## Stated task
Reproduce the listing verbatim, beginning at its first line and stopping after the line that contains "home-icon [63,1950,266,2129]".
Start of Data supplied
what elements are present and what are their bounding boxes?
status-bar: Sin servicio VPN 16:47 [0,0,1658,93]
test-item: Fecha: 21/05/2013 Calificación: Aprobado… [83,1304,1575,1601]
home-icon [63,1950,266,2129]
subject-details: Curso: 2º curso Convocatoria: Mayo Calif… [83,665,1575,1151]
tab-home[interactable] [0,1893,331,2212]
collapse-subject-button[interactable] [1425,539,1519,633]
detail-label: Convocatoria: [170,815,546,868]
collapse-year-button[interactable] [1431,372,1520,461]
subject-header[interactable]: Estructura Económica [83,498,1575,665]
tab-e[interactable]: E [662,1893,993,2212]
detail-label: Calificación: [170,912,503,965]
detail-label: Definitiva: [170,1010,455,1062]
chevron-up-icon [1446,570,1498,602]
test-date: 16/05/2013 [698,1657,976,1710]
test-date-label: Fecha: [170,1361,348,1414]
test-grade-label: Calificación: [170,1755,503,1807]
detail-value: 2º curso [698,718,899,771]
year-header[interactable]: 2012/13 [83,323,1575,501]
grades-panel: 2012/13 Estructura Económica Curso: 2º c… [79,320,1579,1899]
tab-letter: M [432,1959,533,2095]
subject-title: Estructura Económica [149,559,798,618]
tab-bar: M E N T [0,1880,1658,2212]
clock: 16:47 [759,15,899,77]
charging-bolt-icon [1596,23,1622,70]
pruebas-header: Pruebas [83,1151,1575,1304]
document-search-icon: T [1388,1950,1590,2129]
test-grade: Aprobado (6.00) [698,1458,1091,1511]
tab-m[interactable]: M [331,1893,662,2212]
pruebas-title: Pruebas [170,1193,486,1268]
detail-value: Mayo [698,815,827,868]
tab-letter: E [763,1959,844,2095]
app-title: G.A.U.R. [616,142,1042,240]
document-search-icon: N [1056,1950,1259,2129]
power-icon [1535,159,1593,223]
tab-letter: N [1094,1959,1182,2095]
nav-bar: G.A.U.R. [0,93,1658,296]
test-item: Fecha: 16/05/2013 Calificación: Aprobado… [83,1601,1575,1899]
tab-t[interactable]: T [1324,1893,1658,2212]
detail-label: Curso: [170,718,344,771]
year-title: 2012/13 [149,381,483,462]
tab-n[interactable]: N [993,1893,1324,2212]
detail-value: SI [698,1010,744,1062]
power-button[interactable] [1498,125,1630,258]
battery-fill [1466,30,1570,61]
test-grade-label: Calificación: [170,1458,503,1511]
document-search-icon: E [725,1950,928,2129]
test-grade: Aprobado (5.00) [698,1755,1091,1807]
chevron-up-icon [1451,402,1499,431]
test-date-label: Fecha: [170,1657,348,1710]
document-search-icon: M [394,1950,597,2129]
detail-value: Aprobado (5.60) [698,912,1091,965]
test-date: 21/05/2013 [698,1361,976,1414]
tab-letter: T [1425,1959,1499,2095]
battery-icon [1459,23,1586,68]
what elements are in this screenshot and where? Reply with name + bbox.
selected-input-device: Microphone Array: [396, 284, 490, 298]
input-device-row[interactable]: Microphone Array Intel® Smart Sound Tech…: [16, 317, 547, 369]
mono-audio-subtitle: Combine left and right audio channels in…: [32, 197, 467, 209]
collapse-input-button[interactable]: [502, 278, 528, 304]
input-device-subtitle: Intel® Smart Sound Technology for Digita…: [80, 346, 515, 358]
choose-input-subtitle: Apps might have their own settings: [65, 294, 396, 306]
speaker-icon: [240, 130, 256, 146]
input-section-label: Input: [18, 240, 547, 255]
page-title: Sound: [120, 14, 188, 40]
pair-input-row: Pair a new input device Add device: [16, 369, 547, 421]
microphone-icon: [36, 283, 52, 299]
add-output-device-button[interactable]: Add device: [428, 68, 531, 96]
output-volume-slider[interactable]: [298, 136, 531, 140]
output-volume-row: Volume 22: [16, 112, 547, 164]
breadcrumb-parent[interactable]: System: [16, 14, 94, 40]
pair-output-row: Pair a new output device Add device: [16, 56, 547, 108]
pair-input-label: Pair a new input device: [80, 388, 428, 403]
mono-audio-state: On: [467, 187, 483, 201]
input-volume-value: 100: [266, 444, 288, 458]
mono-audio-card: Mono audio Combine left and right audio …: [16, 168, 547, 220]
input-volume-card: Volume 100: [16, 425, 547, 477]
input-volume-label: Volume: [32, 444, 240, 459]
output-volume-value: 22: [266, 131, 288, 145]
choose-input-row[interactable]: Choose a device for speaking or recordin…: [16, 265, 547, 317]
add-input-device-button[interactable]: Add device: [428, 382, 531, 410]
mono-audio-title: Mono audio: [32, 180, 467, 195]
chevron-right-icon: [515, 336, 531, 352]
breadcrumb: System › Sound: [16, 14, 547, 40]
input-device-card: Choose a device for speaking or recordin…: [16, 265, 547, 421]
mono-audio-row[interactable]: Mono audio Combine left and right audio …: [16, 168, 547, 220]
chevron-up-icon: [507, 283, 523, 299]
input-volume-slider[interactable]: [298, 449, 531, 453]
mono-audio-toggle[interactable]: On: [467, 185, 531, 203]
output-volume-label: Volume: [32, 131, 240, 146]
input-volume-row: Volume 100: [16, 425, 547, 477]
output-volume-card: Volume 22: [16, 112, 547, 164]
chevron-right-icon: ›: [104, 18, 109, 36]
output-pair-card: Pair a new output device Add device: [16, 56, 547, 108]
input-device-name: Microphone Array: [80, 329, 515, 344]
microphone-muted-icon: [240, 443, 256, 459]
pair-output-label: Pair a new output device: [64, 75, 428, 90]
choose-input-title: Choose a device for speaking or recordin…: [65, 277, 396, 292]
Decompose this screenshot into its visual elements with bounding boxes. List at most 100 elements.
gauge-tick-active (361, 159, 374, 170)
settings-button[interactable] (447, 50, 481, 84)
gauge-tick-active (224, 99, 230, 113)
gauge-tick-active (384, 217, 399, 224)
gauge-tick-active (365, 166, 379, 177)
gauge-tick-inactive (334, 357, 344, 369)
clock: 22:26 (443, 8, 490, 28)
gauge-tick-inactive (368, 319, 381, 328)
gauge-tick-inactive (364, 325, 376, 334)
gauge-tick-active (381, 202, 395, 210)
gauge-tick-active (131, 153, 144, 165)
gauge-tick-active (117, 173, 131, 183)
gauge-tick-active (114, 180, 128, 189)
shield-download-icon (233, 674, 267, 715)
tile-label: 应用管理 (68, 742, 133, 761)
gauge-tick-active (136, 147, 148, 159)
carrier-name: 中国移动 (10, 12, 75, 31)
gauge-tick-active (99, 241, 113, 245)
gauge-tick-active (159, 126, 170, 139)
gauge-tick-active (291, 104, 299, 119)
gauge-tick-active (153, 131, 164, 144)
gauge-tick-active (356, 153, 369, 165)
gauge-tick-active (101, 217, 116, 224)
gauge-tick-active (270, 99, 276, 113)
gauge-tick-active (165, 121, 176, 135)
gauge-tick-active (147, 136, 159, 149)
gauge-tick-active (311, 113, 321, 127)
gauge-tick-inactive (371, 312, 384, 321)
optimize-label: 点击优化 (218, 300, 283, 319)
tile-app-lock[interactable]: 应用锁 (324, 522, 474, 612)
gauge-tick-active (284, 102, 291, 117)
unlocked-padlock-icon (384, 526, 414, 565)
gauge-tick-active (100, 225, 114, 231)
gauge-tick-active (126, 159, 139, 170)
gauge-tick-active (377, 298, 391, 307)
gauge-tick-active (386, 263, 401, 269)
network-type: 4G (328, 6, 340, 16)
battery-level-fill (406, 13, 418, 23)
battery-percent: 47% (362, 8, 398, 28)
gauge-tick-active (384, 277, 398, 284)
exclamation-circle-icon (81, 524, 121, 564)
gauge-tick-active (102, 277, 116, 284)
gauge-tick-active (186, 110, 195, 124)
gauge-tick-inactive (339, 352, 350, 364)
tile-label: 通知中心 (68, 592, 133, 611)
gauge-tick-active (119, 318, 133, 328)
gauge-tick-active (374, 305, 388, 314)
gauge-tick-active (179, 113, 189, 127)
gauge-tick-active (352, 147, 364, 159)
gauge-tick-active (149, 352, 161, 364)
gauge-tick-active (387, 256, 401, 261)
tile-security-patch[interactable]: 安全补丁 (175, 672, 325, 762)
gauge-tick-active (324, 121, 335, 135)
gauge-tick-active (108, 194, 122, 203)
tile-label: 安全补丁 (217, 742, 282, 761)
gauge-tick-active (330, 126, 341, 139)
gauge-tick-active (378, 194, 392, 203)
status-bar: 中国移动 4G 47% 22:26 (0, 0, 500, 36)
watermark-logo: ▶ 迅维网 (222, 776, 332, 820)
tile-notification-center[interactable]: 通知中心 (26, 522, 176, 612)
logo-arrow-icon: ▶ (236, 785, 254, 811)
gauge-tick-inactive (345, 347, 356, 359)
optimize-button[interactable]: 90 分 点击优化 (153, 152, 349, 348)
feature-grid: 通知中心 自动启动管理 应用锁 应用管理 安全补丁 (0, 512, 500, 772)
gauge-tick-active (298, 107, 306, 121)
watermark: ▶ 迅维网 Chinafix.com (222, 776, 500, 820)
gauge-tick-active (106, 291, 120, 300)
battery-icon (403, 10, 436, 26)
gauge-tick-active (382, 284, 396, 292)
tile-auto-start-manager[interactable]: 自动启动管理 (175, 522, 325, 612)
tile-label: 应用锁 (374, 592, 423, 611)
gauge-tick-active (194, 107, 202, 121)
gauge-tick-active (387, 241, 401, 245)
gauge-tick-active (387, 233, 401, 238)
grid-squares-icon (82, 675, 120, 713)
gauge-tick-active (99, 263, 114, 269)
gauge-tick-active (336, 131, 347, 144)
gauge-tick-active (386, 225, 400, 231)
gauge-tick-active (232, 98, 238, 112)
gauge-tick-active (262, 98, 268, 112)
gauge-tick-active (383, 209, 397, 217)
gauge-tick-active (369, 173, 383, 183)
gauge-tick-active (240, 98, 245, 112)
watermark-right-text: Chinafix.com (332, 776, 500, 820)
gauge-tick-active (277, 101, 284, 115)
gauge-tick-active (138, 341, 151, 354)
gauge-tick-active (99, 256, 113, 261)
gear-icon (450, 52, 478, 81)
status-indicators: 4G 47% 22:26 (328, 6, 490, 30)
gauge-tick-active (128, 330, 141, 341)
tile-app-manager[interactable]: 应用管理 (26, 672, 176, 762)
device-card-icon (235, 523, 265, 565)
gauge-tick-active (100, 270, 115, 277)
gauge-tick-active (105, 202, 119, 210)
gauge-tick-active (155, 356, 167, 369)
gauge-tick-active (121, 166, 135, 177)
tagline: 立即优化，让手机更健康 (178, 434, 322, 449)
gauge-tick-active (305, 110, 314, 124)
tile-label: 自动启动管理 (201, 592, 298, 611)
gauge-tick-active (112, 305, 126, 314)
End of Data supplied
## Full response
what elements are present and what are their bounding boxes?
status-bar: Sin servicio VPN 16:47 [0,0,1658,93]
test-item: Fecha: 21/05/2013 Calificación: Aprobado… [83,1304,1575,1601]
home-icon [63,1950,266,2129]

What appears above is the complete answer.